Prompt –
In the entries from the start through the line containing "- pie-slice: [120, 135, 382, 384]", swap "leader-line" for "connector-line" and give those lines again with nothing else changed.
### Material ###
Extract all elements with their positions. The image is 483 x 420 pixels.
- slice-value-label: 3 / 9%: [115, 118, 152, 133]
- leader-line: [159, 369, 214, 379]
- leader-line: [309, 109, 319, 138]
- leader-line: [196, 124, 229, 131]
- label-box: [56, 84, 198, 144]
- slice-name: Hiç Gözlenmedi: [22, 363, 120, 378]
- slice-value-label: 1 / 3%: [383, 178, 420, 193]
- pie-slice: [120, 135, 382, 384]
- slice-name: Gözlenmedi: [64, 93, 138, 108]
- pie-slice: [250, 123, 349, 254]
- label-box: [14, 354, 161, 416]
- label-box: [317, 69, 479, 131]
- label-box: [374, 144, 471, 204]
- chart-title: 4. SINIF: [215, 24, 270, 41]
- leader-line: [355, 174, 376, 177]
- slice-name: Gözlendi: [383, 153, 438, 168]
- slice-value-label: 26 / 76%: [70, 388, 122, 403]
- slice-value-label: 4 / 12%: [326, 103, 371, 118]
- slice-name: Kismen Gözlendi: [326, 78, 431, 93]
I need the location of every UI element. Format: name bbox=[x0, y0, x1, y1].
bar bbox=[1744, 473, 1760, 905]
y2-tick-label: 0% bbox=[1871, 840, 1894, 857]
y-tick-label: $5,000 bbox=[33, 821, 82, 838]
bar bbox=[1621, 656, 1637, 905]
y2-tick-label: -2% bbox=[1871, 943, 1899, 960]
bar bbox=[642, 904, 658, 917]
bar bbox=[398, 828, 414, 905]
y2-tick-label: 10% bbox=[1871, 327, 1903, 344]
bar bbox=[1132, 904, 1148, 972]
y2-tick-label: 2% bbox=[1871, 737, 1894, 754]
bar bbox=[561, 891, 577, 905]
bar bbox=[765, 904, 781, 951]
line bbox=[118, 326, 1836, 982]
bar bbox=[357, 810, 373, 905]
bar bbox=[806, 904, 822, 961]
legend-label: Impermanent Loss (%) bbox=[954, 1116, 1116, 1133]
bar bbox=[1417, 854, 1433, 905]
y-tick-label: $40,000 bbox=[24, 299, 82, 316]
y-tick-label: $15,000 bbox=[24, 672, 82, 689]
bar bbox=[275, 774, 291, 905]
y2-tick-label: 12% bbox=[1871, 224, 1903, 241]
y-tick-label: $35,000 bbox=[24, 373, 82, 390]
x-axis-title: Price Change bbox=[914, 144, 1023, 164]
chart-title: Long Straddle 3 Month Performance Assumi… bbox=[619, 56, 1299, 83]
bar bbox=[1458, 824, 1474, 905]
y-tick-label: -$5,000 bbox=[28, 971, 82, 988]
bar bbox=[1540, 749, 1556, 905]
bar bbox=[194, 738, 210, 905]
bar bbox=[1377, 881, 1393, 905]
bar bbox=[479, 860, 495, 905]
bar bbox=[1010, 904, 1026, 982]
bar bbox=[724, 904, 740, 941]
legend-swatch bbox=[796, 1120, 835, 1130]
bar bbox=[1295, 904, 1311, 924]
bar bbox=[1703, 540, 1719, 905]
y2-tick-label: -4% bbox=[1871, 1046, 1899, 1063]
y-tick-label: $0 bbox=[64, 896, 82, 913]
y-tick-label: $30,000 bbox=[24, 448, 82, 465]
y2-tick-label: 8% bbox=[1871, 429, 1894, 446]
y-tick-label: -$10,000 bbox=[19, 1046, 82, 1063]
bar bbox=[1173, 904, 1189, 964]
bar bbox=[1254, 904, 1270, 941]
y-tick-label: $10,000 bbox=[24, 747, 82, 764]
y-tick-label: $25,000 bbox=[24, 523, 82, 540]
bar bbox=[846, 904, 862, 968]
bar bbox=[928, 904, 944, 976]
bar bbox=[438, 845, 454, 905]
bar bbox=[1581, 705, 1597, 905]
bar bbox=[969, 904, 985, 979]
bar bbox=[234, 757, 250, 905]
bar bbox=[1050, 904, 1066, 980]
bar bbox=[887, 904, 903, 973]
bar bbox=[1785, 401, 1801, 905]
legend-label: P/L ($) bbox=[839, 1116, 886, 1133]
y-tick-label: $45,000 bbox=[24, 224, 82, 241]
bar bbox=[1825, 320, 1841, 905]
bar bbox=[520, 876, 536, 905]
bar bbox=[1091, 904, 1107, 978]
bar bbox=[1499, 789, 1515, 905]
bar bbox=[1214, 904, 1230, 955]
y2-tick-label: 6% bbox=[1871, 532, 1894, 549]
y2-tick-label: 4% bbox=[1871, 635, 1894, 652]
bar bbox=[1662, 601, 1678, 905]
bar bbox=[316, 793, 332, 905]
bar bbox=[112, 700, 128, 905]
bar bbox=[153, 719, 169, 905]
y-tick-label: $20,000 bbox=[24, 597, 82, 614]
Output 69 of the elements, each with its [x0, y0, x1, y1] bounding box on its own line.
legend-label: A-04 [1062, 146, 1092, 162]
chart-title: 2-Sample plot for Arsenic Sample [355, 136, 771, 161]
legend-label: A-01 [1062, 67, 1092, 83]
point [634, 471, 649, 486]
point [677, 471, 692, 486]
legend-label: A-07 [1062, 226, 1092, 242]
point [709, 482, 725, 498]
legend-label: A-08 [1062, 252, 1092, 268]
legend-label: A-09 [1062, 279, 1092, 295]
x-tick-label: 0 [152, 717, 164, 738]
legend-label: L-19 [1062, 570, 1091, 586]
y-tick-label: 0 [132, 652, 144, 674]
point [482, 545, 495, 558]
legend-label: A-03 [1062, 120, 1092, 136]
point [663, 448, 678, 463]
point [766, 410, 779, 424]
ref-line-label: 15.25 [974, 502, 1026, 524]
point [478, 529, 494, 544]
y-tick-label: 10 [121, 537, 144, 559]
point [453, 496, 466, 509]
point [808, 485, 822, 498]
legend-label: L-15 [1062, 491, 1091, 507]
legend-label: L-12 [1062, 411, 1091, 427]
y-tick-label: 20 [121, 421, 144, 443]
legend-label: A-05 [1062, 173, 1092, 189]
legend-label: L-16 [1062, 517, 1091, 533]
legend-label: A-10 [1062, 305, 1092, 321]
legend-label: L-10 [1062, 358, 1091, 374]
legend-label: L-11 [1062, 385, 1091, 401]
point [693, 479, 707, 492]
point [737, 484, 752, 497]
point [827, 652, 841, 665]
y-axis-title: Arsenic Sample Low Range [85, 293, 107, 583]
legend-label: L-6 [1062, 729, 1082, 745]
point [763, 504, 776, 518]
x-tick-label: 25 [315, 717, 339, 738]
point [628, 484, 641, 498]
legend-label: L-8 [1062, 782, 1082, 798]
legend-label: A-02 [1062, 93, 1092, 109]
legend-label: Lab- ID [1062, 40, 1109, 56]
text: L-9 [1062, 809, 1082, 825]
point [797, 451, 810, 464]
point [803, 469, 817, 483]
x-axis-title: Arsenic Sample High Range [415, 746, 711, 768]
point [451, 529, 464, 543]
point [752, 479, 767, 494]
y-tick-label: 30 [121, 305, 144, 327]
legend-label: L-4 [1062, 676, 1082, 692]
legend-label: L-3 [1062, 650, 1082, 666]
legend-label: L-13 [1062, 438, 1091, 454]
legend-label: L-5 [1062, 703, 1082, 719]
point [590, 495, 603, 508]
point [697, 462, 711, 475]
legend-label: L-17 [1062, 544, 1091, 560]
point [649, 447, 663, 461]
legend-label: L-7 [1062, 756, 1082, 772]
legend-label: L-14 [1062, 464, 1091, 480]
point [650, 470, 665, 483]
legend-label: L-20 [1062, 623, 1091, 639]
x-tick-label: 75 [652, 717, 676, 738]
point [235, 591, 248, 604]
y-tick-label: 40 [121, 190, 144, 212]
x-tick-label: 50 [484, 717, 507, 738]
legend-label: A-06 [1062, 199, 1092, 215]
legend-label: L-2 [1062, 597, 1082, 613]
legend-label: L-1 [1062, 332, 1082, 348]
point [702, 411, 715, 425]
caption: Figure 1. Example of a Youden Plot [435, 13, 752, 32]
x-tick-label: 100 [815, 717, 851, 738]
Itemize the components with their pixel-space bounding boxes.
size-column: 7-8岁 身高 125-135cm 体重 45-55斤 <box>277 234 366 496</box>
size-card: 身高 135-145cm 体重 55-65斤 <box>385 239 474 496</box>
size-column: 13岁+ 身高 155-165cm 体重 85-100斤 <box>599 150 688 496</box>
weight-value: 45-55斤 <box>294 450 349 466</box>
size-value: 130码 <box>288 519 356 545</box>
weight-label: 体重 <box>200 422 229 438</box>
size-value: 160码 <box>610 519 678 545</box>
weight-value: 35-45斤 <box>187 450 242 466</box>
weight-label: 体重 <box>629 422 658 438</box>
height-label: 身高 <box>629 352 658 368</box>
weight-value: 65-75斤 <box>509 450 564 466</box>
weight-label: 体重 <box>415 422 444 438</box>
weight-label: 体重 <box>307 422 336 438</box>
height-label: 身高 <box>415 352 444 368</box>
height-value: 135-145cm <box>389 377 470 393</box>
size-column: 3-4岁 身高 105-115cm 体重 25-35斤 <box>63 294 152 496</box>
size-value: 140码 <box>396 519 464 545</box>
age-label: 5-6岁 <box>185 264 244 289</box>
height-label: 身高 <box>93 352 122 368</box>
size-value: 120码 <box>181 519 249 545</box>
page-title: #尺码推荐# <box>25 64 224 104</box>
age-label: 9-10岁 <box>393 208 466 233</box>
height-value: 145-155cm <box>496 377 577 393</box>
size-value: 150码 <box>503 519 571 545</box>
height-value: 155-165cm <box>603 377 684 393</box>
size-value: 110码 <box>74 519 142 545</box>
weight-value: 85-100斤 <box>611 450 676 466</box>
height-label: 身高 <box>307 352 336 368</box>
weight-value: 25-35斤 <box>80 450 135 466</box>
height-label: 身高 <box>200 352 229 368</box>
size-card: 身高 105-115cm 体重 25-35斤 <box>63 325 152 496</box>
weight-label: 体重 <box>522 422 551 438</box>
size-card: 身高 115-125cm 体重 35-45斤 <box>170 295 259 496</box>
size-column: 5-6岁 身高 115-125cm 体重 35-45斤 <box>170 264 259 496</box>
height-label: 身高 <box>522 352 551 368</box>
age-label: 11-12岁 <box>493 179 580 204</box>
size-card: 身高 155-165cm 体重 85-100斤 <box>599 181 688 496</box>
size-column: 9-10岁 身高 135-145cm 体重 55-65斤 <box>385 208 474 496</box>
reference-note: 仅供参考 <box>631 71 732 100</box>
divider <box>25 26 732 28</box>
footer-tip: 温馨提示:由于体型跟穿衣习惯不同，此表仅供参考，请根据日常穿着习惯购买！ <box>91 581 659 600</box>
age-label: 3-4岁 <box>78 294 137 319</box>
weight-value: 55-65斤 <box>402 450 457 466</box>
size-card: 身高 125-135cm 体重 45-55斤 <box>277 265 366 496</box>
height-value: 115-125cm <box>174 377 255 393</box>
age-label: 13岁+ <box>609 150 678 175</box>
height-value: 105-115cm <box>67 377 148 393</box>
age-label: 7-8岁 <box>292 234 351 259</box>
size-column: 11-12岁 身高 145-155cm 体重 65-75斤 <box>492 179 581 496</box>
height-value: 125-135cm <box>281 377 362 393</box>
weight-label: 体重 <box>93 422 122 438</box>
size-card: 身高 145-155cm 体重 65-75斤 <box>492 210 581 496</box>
###
Task solution –
Extract all elements with their positions. The image is 483 x 420 pixels.
- slice-value-label: 3 / 9%: [115, 118, 152, 133]
- connector-line: [159, 369, 214, 379]
- connector-line: [309, 109, 319, 138]
- connector-line: [196, 124, 229, 131]
- label-box: [56, 84, 198, 144]
- slice-name: Hiç Gözlenmedi: [22, 363, 120, 378]
- slice-value-label: 1 / 3%: [383, 178, 420, 193]
- pie-slice: [120, 135, 382, 384]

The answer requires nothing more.